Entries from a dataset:
____________

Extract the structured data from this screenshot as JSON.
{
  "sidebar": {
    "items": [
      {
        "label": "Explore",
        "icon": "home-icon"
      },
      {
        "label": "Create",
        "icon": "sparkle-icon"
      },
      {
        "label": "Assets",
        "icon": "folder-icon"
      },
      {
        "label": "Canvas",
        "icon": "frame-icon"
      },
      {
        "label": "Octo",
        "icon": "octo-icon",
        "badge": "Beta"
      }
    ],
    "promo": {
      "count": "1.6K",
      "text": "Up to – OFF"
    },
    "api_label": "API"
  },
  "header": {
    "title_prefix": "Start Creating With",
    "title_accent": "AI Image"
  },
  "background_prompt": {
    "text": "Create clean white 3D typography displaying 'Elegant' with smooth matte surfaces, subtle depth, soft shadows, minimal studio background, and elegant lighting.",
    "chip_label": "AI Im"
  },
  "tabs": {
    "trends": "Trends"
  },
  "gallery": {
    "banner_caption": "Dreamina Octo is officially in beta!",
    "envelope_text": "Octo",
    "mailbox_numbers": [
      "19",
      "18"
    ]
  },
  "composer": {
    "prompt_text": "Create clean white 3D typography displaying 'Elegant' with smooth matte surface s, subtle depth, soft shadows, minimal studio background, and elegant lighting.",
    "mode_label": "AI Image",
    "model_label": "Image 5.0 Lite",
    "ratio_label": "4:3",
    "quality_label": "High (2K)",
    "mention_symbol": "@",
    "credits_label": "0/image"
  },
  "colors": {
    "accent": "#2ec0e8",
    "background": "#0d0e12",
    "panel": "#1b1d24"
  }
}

____________

Copy each line that contains the word "smooth".

EXERCISE OUTPUT:
    "text": "Create clean white 3D typography displaying 'Elegant' with smooth matte surfaces, subtle depth, soft shadows, minimal studio background, and elegant lighting.",
    "prompt_text": "Create clean white 3D typography displaying 'Elegant' with smooth matte surface s, subtle depth, soft shadows, minimal studio background, and elegant lighting.",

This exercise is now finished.